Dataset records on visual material
━━━━━━
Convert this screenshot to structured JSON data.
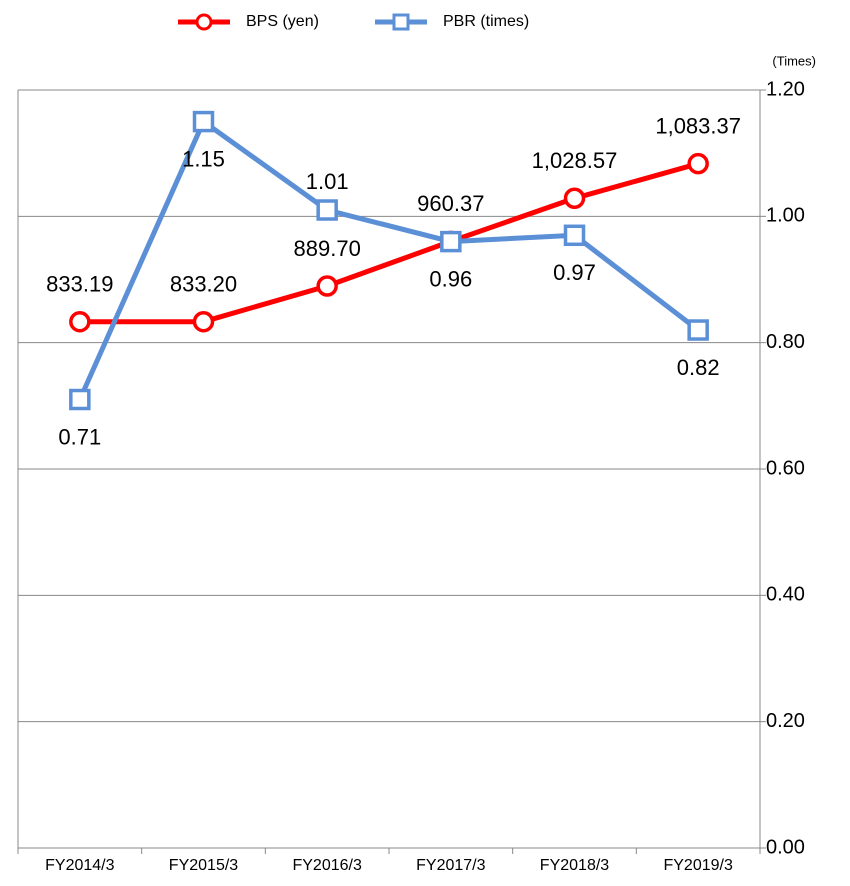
{
  "chart_data": {
    "type": "line",
    "categories": [
      "FY2014/3",
      "FY2015/3",
      "FY2016/3",
      "FY2017/3",
      "FY2018/3",
      "FY2019/3"
    ],
    "series": [
      {
        "name": "BPS (yen)",
        "color": "#ff0000",
        "marker": "circle",
        "axis": "y",
        "values": [
          833.19,
          833.2,
          889.7,
          960.37,
          1028.57,
          1083.37
        ],
        "value_labels": [
          "833.19",
          "833.20",
          "889.70",
          "960.37",
          "1,028.57",
          "1,083.37"
        ]
      },
      {
        "name": "PBR (times)",
        "color": "#5b8fd6",
        "marker": "square",
        "axis": "y2",
        "values": [
          0.71,
          1.15,
          1.01,
          0.96,
          0.97,
          0.82
        ]
      }
    ],
    "ylim": [
      0,
      1200
    ],
    "y2lim": [
      0,
      1.2
    ],
    "y2label": "(Times)",
    "y2ticks": [
      {
        "value": 0,
        "label": "0.00"
      },
      {
        "value": 0.2,
        "label": "0.20"
      },
      {
        "value": 0.4,
        "label": "0.40"
      },
      {
        "value": 0.6,
        "label": "0.60"
      },
      {
        "value": 0.8,
        "label": "0.80"
      },
      {
        "value": 1.0,
        "label": "1.00"
      },
      {
        "value": 1.2,
        "label": "1.20"
      }
    ],
    "grid": true,
    "legend": "top"
  }
}
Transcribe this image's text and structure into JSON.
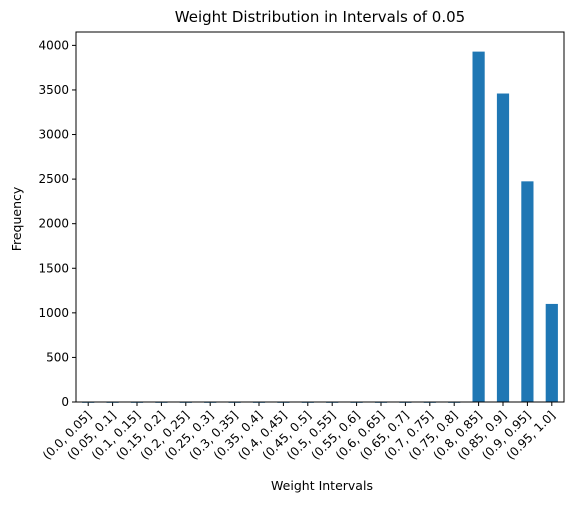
{
  "chart_data": {
    "type": "bar",
    "title": "Weight Distribution in Intervals of 0.05",
    "xlabel": "Weight Intervals",
    "ylabel": "Frequency",
    "categories": [
      "(0.0, 0.05]",
      "(0.05, 0.1]",
      "(0.1, 0.15]",
      "(0.15, 0.2]",
      "(0.2, 0.25]",
      "(0.25, 0.3]",
      "(0.3, 0.35]",
      "(0.35, 0.4]",
      "(0.4, 0.45]",
      "(0.45, 0.5]",
      "(0.5, 0.55]",
      "(0.55, 0.6]",
      "(0.6, 0.65]",
      "(0.65, 0.7]",
      "(0.7, 0.75]",
      "(0.75, 0.8]",
      "(0.8, 0.85]",
      "(0.85, 0.9]",
      "(0.9, 0.95]",
      "(0.95, 1.0]"
    ],
    "values": [
      0,
      0,
      0,
      0,
      0,
      0,
      0,
      0,
      0,
      0,
      0,
      0,
      0,
      0,
      0,
      0,
      3930,
      3460,
      2475,
      1100
    ],
    "ylim": [
      0,
      4150
    ],
    "yticks": [
      0,
      500,
      1000,
      1500,
      2000,
      2500,
      3000,
      3500,
      4000
    ],
    "bar_color": "#1f77b4",
    "grid": false,
    "legend": false
  }
}
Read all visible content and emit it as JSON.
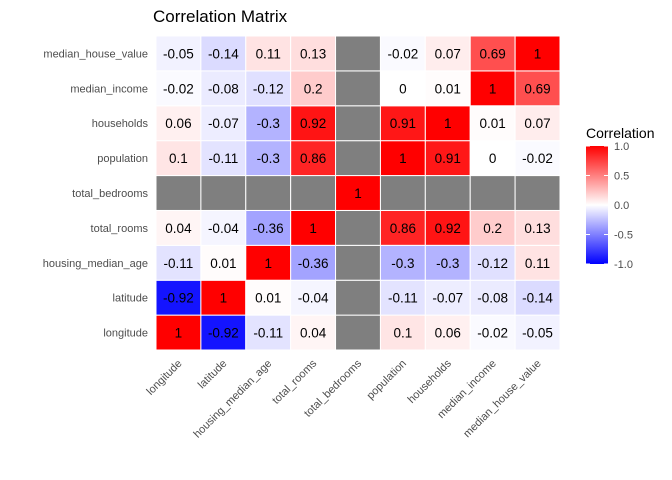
{
  "chart_data": {
    "type": "heatmap",
    "title": "Correlation Matrix",
    "xlabel": "",
    "ylabel": "",
    "variables": [
      "longitude",
      "latitude",
      "housing_median_age",
      "total_rooms",
      "total_bedrooms",
      "population",
      "households",
      "median_income",
      "median_house_value"
    ],
    "matrix": [
      [
        1,
        -0.92,
        -0.11,
        0.04,
        null,
        0.1,
        0.06,
        -0.02,
        -0.05
      ],
      [
        -0.92,
        1,
        0.01,
        -0.04,
        null,
        -0.11,
        -0.07,
        -0.08,
        -0.14
      ],
      [
        -0.11,
        0.01,
        1,
        -0.36,
        null,
        -0.3,
        -0.3,
        -0.12,
        0.11
      ],
      [
        0.04,
        -0.04,
        -0.36,
        1,
        null,
        0.86,
        0.92,
        0.2,
        0.13
      ],
      [
        null,
        null,
        null,
        null,
        1,
        null,
        null,
        null,
        null
      ],
      [
        0.1,
        -0.11,
        -0.3,
        0.86,
        null,
        1,
        0.91,
        0,
        -0.02
      ],
      [
        0.06,
        -0.07,
        -0.3,
        0.92,
        null,
        0.91,
        1,
        0.01,
        0.07
      ],
      [
        -0.02,
        -0.08,
        -0.12,
        0.2,
        null,
        0,
        0.01,
        1,
        0.69
      ],
      [
        -0.05,
        -0.14,
        0.11,
        0.13,
        null,
        -0.02,
        0.07,
        0.69,
        1
      ]
    ],
    "color_scale": {
      "low": "#0000ff",
      "mid": "#ffffff",
      "high": "#ff0000",
      "na": "#7f7f7f",
      "limits": [
        -1,
        1
      ]
    },
    "legend": {
      "title": "Correlation",
      "position": "right",
      "ticks": [
        1.0,
        0.5,
        0.0,
        -0.5,
        -1.0
      ],
      "tick_labels": [
        "1.0",
        "0.5",
        "0.0",
        "-0.5",
        "-1.0"
      ]
    }
  }
}
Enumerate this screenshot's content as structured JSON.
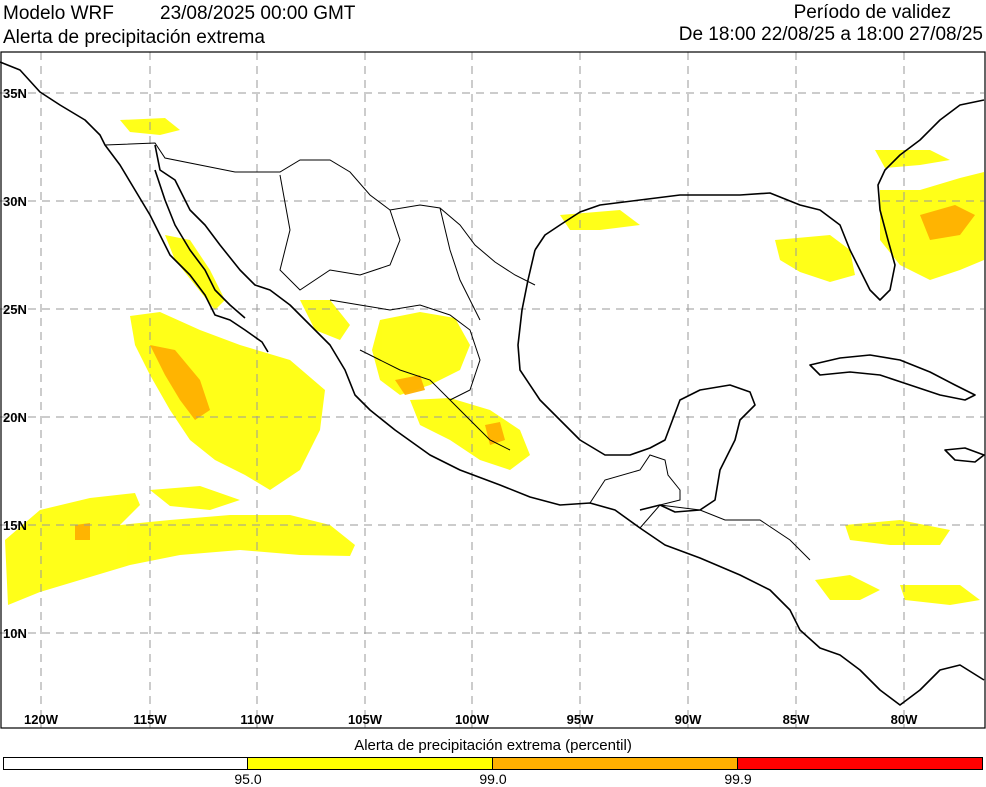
{
  "header": {
    "model": "Modelo WRF",
    "run_time": "23/08/2025 00:00 GMT",
    "product": "Alerta de precipitación extrema",
    "validity_title": "Período de validez",
    "validity_range": "De 18:00 22/08/25 a 18:00 27/08/25"
  },
  "map": {
    "lon_labels": [
      "120W",
      "115W",
      "110W",
      "105W",
      "100W",
      "95W",
      "90W",
      "85W",
      "80W"
    ],
    "lat_labels": [
      "35N",
      "30N",
      "25N",
      "20N",
      "15N",
      "10N"
    ],
    "grid_color": "#9a9a9a",
    "coast_color": "#000000"
  },
  "legend": {
    "title": "Alerta de precipitación extrema (percentil)",
    "segments": [
      {
        "color": "#ffffff",
        "from": "",
        "to": "95.0"
      },
      {
        "color": "#ffff00",
        "from": "95.0",
        "to": "99.0"
      },
      {
        "color": "#ffb000",
        "from": "99.0",
        "to": "99.9"
      },
      {
        "color": "#ff0000",
        "from": "99.9",
        "to": ""
      }
    ],
    "tick_labels": [
      "95.0",
      "99.0",
      "99.9"
    ]
  }
}
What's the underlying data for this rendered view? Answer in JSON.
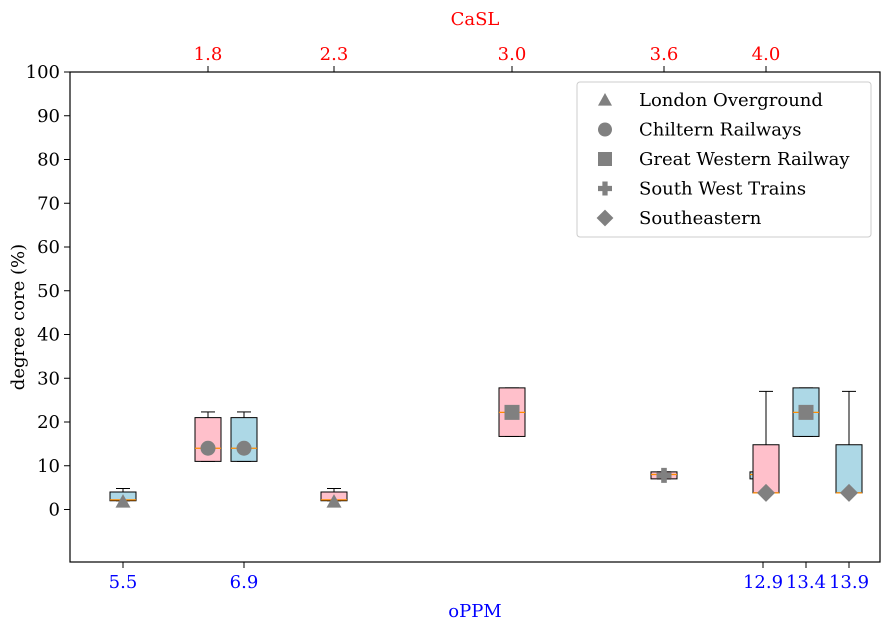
{
  "chart_data": {
    "type": "box",
    "ylabel": "degree core (%)",
    "xlabel_bottom": "oPPM",
    "xlabel_top": "CaSL",
    "ylim": [
      -12,
      100
    ],
    "yticks": [
      0,
      10,
      20,
      30,
      40,
      50,
      60,
      70,
      80,
      90,
      100
    ],
    "bottom_ticks": [
      {
        "label": "5.5",
        "value": 5.5
      },
      {
        "label": "6.9",
        "value": 6.9
      },
      {
        "label": "12.9",
        "value": 12.9
      },
      {
        "label": "13.4",
        "value": 13.4
      },
      {
        "label": "13.9",
        "value": 13.9
      }
    ],
    "top_ticks": [
      {
        "label": "1.8",
        "value": 1.8
      },
      {
        "label": "2.3",
        "value": 2.3
      },
      {
        "label": "3.0",
        "value": 3.0
      },
      {
        "label": "3.6",
        "value": 3.6
      },
      {
        "label": "4.0",
        "value": 4.0
      }
    ],
    "colors": {
      "oppm_box": "#add8e6",
      "casl_box": "#ffc0cb",
      "marker": "#808080",
      "median": "#ff8c00",
      "top_axis": "#ff0000",
      "bottom_axis": "#0000ff"
    },
    "legend_position": "upper right",
    "legend": [
      {
        "label": "London Overground",
        "marker": "triangle"
      },
      {
        "label": "Chiltern Railways",
        "marker": "circle"
      },
      {
        "label": "Great Western Railway",
        "marker": "square"
      },
      {
        "label": "South West Trains",
        "marker": "plus"
      },
      {
        "label": "Southeastern",
        "marker": "diamond"
      }
    ],
    "boxes": [
      {
        "axis": "oPPM",
        "x": 5.5,
        "q1": 2,
        "median": 2.2,
        "q3": 4,
        "whisker_low": 2,
        "whisker_high": 4.8,
        "marker": "triangle",
        "marker_y": 1.8
      },
      {
        "axis": "CaSL",
        "x": 1.8,
        "q1": 11,
        "median": 14,
        "q3": 21,
        "whisker_low": 11,
        "whisker_high": 22.3,
        "marker": "circle",
        "marker_y": 14
      },
      {
        "axis": "oPPM",
        "x": 6.9,
        "q1": 11,
        "median": 14,
        "q3": 21,
        "whisker_low": 11,
        "whisker_high": 22.3,
        "marker": "circle",
        "marker_y": 14
      },
      {
        "axis": "CaSL",
        "x": 2.3,
        "q1": 2,
        "median": 2.2,
        "q3": 4,
        "whisker_low": 2,
        "whisker_high": 4.8,
        "marker": "triangle",
        "marker_y": 1.8
      },
      {
        "axis": "CaSL",
        "x": 3.0,
        "q1": 16.7,
        "median": 22.2,
        "q3": 27.8,
        "whisker_low": 16.7,
        "whisker_high": 27.8,
        "marker": "square",
        "marker_y": 22.2
      },
      {
        "axis": "CaSL",
        "x": 3.6,
        "q1": 7,
        "median": 8,
        "q3": 8.6,
        "whisker_low": 7,
        "whisker_high": 8.6,
        "marker": "plus",
        "marker_y": 7.8
      },
      {
        "axis": "oPPM",
        "x": 12.9,
        "q1": 7,
        "median": 8,
        "q3": 8.6,
        "whisker_low": 7,
        "whisker_high": 8.6,
        "marker": "plus",
        "marker_y": 7.8
      },
      {
        "axis": "CaSL",
        "x": 4.0,
        "q1": 3.8,
        "median": 3.8,
        "q3": 14.8,
        "whisker_low": 3.8,
        "whisker_high": 27,
        "marker": "diamond",
        "marker_y": 3.8
      },
      {
        "axis": "oPPM",
        "x": 13.4,
        "q1": 16.7,
        "median": 22.2,
        "q3": 27.8,
        "whisker_low": 16.7,
        "whisker_high": 27.8,
        "marker": "square",
        "marker_y": 22.2
      },
      {
        "axis": "oPPM",
        "x": 13.9,
        "q1": 3.8,
        "median": 3.8,
        "q3": 14.8,
        "whisker_low": 3.8,
        "whisker_high": 27,
        "marker": "diamond",
        "marker_y": 3.8
      }
    ]
  }
}
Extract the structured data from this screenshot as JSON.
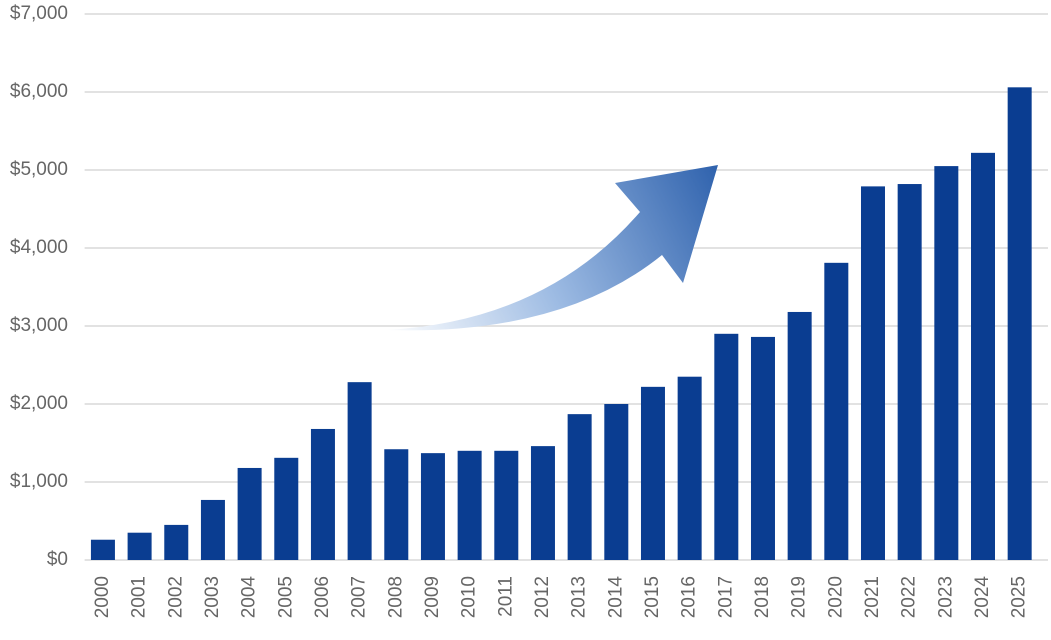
━━━━━━
= Aim =
Which lines in the listing above hold the word "ylabel"? Show each of them.

= Solution to the problem =
    "ylabel": "Frequency",
    "ylabel": "",
    "ylabel": "degree core (%)",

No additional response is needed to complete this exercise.